Records provided —
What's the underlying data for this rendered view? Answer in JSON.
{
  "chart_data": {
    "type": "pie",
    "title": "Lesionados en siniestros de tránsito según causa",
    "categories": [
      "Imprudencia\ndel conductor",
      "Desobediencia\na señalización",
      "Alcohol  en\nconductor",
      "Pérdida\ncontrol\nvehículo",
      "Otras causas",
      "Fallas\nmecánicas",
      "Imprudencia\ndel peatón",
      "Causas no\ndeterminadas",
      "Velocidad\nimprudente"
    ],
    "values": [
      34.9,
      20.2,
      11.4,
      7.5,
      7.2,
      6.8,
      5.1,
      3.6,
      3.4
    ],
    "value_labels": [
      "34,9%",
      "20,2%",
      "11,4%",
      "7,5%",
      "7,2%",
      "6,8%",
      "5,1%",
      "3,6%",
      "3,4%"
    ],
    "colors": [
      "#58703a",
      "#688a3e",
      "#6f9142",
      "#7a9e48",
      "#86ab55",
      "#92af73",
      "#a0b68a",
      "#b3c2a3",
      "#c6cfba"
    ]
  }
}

Given request — Show each line holding the word "Imprudencia".

The answer —
      "Imprudencia\ndel conductor",
      "Imprudencia\ndel peatón",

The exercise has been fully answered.